Excerpt provided:
⟨

Worth Bingham Prize for Investigative Journalism

Financial Reports Hide Actual Spending

By WORTH BINGHAM

Six-part series

This is the sixth and last of a series of articles on Congressional spending by Worth Bingham of The Courier-Journal and Times Washington Bureau.

Part 1: Our Costly Congress

Part 2: Expense Facts Compared To Iceberg — Most Hidden

Part 3: All Is Not Passing Of Laws

Part 4: Free-Mail Privilege Proves A Boon To Incumbents

Part 5: New Building May Top Pentagon Cost

Washington, July 26 — The year 1960 proved to be a long, grueling one for Congress — and for the Rev. Frederick Brown Harris, the Senate chaplain.

Harris was in need of a vacation. What better place for one than the sun-kissed isles of Hawaii? There was one hitch.

Congressmen and their employees are not supposed to take vacations at the taxpayers’ expense.

The problem proved to have a simple solution. Harris was made an “ex officio” member of the Senate judiciary subcommittee on juvenile delinquency and on October 19, 1960, set out on a three-week trip to Hawaii with his wife. Harris’ $1,200 air, steamship, and rail fare was paid for out of committee funds.

Although Harris’ activities in Hawaii appeared to have little to do with studying juvenile delinquency, he said the trip “was not a junket by any manner of means.”

He Studied Problems

The chaplain said he studied “the problems growing out of the mingling of the races,” in Hawaii and “spent many hours with a fine group of citizens who are exposing the attempts at Communist infiltration there. I can’t remember the name of the group, offhand.”

Harris said he submitted a written report to the chairman of the juvenile­ delinquency subcommittee on his return, but this was news to subcommittee staff director Carl Perian.

“I don’t know who the man is, and I’m the staff director here,” Perian said. “He didn’t take the trip for us. We had no chairman at the time anyway. Senator (Thomas) Hennings was sick, and a new chairman hadn’t been appointed yet.”

The record of Harris’ trip appeared on Page 493 of the Report of the Secretary of the Senate for fiscal 1961. Although it deals with an interesting subject— expense accounts for senators, committees and staffs — the book is not destined to be a best seller. It has no index to help the reader sort out individual expense accounts from the thousands of recorded purchases of nuts, bolts, paper towels, and typewriter ribbons.

No Explanations

The book does not go in for explanations, either. It reveals that Nathan Koenig spent $12 for a motorboat ride from Pago Pago to Manuea and return in the fall of 1960, but it doesn’t say who Nathan Koenig is or what he was doing in the South Pacific.

Koenig was finally tracked down in the Department of Agriculture, where he is special assistant to the administrator of the agricultural marketing service. He explained that he was detailed to the Committee on Interior and Insular Affairs to do a study on economic conditions in American Samoa. Koenig’s trip cost the Government $1,122.

⟩

Required task 1: Please echo the passage of the article on congressional spending starting at "No Explanations" and ending at "the Government $1,122.", word for word.
Required task 2: Duplicate the lines of the records starting at the first line and ending at the line containing "send-label: Send: [711, 1401, 813, 1448]", including both of those lines.

Region and label listings:
⟨

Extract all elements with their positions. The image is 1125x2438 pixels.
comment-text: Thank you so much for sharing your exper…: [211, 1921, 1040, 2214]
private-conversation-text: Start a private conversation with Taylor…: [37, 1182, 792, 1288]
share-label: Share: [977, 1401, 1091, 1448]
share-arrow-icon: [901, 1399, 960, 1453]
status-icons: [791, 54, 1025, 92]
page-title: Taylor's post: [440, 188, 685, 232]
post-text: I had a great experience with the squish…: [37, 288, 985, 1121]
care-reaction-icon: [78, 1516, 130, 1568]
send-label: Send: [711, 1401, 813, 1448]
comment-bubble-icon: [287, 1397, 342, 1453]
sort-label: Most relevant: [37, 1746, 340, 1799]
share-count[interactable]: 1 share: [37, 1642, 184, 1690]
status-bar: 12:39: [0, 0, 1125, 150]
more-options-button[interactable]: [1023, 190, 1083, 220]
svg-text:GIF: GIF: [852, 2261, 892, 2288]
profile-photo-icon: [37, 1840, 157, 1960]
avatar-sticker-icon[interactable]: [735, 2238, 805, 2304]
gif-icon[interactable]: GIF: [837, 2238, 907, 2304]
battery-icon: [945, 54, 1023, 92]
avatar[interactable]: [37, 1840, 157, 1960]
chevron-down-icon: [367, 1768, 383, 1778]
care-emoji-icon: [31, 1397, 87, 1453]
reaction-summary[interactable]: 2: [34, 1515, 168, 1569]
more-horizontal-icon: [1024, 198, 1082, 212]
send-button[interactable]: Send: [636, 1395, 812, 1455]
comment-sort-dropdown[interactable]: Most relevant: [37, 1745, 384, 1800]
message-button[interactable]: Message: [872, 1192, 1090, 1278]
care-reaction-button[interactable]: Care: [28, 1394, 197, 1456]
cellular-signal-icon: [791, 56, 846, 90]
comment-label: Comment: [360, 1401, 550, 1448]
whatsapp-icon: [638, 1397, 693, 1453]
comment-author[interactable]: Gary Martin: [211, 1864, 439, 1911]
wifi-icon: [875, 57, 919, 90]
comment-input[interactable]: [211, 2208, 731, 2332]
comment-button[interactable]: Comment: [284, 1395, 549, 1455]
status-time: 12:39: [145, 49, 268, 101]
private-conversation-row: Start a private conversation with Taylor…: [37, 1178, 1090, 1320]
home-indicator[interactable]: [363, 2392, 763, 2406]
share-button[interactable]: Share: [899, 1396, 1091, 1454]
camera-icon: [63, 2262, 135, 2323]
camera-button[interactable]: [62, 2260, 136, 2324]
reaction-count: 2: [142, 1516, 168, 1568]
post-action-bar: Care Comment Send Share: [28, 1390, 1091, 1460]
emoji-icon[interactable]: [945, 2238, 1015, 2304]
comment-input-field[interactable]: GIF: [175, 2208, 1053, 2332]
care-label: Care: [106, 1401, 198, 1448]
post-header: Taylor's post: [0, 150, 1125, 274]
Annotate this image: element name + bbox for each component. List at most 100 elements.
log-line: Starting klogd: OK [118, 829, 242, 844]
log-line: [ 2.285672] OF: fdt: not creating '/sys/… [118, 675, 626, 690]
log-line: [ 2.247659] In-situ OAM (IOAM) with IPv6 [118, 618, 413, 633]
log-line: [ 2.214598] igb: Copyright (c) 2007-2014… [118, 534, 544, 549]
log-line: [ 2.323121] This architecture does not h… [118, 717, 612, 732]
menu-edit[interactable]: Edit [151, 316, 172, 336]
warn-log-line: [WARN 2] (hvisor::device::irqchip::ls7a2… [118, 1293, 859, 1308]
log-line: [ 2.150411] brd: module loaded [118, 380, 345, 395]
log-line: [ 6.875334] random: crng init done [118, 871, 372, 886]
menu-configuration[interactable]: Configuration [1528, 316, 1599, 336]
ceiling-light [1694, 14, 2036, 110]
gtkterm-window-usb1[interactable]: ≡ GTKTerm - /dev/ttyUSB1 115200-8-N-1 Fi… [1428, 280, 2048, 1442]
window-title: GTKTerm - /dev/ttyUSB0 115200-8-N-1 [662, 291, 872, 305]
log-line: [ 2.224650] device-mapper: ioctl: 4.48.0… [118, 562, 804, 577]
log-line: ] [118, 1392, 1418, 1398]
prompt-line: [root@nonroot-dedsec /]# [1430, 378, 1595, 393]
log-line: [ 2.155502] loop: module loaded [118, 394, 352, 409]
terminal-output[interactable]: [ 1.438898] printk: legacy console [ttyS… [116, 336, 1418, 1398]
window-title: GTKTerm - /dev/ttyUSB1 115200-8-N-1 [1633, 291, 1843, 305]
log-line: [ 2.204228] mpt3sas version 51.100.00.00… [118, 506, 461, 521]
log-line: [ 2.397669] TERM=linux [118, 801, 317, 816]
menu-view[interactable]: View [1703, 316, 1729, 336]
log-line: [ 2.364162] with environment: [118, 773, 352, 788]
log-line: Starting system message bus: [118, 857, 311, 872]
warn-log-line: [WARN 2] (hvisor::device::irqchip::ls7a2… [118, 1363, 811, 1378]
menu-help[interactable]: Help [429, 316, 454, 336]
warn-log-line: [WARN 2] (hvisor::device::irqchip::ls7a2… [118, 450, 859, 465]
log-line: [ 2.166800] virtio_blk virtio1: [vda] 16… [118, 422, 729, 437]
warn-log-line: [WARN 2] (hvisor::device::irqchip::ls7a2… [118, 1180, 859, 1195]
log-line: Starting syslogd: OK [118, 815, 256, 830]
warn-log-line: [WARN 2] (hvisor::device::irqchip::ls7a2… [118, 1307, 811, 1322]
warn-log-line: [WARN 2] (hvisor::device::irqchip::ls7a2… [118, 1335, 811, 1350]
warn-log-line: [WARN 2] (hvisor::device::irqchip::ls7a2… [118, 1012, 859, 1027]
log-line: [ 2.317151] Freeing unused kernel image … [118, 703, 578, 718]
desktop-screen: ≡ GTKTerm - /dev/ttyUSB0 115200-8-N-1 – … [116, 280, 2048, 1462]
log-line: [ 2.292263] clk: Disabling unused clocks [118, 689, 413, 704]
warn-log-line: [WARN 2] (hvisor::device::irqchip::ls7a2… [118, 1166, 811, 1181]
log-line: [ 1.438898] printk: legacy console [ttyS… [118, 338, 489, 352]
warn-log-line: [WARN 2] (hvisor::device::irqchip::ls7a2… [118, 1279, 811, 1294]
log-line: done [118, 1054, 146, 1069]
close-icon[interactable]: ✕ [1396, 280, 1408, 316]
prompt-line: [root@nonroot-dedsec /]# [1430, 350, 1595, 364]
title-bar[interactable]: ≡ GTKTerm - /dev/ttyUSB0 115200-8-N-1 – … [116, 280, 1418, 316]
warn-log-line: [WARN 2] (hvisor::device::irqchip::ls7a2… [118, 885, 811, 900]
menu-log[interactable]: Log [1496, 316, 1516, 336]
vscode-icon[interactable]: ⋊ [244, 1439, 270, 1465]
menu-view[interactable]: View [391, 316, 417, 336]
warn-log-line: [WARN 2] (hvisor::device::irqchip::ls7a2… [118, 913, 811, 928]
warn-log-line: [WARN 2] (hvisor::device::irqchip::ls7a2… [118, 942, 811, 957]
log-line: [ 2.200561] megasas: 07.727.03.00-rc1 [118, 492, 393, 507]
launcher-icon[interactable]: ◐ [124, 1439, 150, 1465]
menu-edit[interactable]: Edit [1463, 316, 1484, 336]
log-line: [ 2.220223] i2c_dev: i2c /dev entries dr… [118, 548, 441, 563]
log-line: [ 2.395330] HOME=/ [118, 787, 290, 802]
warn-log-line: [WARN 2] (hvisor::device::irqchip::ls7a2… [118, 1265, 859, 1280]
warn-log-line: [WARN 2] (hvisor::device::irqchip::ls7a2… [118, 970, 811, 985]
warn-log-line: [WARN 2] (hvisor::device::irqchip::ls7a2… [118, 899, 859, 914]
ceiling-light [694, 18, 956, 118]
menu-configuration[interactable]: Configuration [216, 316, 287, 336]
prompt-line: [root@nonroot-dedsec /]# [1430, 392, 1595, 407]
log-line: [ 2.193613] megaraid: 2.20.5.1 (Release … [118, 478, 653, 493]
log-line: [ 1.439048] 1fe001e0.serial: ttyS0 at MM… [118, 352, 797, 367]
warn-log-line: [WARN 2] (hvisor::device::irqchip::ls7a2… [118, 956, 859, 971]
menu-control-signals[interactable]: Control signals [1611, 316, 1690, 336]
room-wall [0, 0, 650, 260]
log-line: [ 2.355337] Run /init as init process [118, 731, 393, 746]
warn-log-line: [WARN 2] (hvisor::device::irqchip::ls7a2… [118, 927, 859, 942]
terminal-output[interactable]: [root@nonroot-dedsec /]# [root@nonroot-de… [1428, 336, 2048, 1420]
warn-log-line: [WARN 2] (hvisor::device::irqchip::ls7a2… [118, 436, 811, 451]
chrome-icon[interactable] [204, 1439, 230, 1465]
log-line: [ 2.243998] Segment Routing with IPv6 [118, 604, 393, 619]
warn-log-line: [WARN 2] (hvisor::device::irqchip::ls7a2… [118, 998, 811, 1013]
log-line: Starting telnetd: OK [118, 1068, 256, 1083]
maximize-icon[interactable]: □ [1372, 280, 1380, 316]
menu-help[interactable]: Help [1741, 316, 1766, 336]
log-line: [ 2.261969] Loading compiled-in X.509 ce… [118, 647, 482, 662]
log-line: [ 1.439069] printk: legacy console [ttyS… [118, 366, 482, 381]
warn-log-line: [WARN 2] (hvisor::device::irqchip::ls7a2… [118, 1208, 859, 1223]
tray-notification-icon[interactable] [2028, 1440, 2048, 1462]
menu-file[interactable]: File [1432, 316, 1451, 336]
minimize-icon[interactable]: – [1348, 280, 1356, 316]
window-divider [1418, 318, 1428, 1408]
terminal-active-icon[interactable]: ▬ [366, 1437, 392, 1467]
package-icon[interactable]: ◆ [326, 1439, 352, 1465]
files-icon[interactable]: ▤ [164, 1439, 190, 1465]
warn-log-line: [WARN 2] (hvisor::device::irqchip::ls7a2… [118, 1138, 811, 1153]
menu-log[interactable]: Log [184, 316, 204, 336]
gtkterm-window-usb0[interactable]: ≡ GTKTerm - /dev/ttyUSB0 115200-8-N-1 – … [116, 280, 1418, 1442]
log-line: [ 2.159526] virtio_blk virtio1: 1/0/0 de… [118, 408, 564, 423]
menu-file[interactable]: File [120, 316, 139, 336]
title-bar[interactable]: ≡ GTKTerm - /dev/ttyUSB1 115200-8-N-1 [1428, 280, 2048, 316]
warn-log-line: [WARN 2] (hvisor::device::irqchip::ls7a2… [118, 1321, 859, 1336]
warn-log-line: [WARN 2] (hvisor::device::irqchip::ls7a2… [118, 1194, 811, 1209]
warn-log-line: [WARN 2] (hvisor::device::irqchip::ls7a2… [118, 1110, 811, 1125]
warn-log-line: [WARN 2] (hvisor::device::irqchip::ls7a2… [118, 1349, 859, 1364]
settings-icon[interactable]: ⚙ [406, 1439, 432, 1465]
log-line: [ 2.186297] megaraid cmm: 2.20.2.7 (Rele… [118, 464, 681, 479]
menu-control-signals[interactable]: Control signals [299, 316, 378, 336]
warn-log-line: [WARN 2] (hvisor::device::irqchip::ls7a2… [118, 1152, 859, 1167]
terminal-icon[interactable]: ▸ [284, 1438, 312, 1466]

⟩

Exercise solution 1:
No Explanations

The book does not go in for explanations, either. It reveals that Nathan Koenig spent $12 for a motorboat ride from Pago Pago to Manuea and return in the fall of 1960, but it doesn’t say who Nathan Koenig is or what he was doing in the South Pacific.

Koenig was finally tracked down in the Department of Agriculture, where he is special assistant to the administrator of the agricultural marketing service. He explained that he was detailed to the Committee on Interior and Insular Affairs to do a study on economic conditions in American Samoa. Koenig’s trip cost the Government $1,122.

Exercise solution 2:
Extract all elements with their positions. The image is 1125x2438 pixels.
comment-text: Thank you so much for sharing your exper…: [211, 1921, 1040, 2214]
private-conversation-text: Start a private conversation with Taylor…: [37, 1182, 792, 1288]
share-label: Share: [977, 1401, 1091, 1448]
share-arrow-icon: [901, 1399, 960, 1453]
status-icons: [791, 54, 1025, 92]
page-title: Taylor's post: [440, 188, 685, 232]
post-text: I had a great experience with the squish…: [37, 288, 985, 1121]
care-reaction-icon: [78, 1516, 130, 1568]
send-label: Send: [711, 1401, 813, 1448]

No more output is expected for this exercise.